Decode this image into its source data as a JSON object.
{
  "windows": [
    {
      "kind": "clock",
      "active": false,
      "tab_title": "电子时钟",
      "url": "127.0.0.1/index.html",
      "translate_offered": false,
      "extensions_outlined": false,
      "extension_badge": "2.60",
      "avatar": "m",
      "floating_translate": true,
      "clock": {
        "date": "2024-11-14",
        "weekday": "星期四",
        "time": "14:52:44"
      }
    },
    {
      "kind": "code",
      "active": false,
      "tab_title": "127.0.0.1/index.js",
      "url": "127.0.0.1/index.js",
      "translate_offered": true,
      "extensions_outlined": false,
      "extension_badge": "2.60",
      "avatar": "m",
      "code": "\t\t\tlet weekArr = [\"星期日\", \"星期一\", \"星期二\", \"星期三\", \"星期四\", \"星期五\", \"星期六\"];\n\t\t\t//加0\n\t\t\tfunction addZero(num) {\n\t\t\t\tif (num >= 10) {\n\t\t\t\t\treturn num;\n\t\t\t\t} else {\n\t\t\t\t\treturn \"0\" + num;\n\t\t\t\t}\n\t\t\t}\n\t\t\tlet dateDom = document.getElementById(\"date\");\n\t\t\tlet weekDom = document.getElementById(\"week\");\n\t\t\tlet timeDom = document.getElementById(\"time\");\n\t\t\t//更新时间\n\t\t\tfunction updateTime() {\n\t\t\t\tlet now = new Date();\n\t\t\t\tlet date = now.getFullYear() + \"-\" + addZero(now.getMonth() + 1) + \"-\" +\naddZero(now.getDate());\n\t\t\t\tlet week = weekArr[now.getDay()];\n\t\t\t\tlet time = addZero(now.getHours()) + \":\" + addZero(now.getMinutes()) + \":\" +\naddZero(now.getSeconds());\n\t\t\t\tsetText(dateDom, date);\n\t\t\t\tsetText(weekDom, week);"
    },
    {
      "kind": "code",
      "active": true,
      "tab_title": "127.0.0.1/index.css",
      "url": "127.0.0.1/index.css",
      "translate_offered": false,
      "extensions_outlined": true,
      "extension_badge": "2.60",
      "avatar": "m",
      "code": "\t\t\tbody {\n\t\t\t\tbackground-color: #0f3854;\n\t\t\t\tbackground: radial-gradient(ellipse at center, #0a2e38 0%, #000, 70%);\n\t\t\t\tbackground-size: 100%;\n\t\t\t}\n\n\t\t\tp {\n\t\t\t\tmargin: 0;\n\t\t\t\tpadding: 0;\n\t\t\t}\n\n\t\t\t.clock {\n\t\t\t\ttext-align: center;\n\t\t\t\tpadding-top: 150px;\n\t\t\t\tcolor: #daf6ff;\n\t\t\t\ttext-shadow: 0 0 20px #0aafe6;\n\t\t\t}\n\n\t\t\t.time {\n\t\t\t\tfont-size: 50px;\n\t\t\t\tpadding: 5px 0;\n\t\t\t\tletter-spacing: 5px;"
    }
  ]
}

____

Reproduce the listing shown above in its entirety, exactly.

Decode this image into its source data as a JSON object.
{
  "windows": [
    {
      "kind": "clock",
      "active": false,
      "tab_title": "电子时钟",
      "url": "127.0.0.1/index.html",
      "translate_offered": false,
      "extensions_outlined": false,
      "extension_badge": "2.60",
      "avatar": "m",
      "floating_translate": true,
      "clock": {
        "date": "2024-11-14",
        "weekday": "星期四",
        "time": "14:52:44"
      }
    },
    {
      "kind": "code",
      "active": false,
      "tab_title": "127.0.0.1/index.js",
      "url": "127.0.0.1/index.js",
      "translate_offered": true,
      "extensions_outlined": false,
      "extension_badge": "2.60",
      "avatar": "m",
      "code": "\t\t\tlet weekArr = [\"星期日\", \"星期一\", \"星期二\", \"星期三\", \"星期四\", \"星期五\", \"星期六\"];\n\t\t\t//加0\n\t\t\tfunction addZero(num) {\n\t\t\t\tif (num >= 10) {\n\t\t\t\t\treturn num;\n\t\t\t\t} else {\n\t\t\t\t\treturn \"0\" + num;\n\t\t\t\t}\n\t\t\t}\n\t\t\tlet dateDom = document.getElementById(\"date\");\n\t\t\tlet weekDom = document.getElementById(\"week\");\n\t\t\tlet timeDom = document.getElementById(\"time\");\n\t\t\t//更新时间\n\t\t\tfunction updateTime() {\n\t\t\t\tlet now = new Date();\n\t\t\t\tlet date = now.getFullYear() + \"-\" + addZero(now.getMonth() + 1) + \"-\" +\naddZero(now.getDate());\n\t\t\t\tlet week = weekArr[now.getDay()];\n\t\t\t\tlet time = addZero(now.getHours()) + \":\" + addZero(now.getMinutes()) + \":\" +\naddZero(now.getSeconds());\n\t\t\t\tsetText(dateDom, date);\n\t\t\t\tsetText(weekDom, week);"
    },
    {
      "kind": "code",
      "active": true,
      "tab_title": "127.0.0.1/index.css",
      "url": "127.0.0.1/index.css",
      "translate_offered": false,
      "extensions_outlined": true,
      "extension_badge": "2.60",
      "avatar": "m",
      "code": "\t\t\tbody {\n\t\t\t\tbackground-color: #0f3854;\n\t\t\t\tbackground: radial-gradient(ellipse at center, #0a2e38 0%, #000, 70%);\n\t\t\t\tbackground-size: 100%;\n\t\t\t}\n\n\t\t\tp {\n\t\t\t\tmargin: 0;\n\t\t\t\tpadding: 0;\n\t\t\t}\n\n\t\t\t.clock {\n\t\t\t\ttext-align: center;\n\t\t\t\tpadding-top: 150px;\n\t\t\t\tcolor: #daf6ff;\n\t\t\t\ttext-shadow: 0 0 20px #0aafe6;\n\t\t\t}\n\n\t\t\t.time {\n\t\t\t\tfont-size: 50px;\n\t\t\t\tpadding: 5px 0;\n\t\t\t\tletter-spacing: 5px;"
    }
  ]
}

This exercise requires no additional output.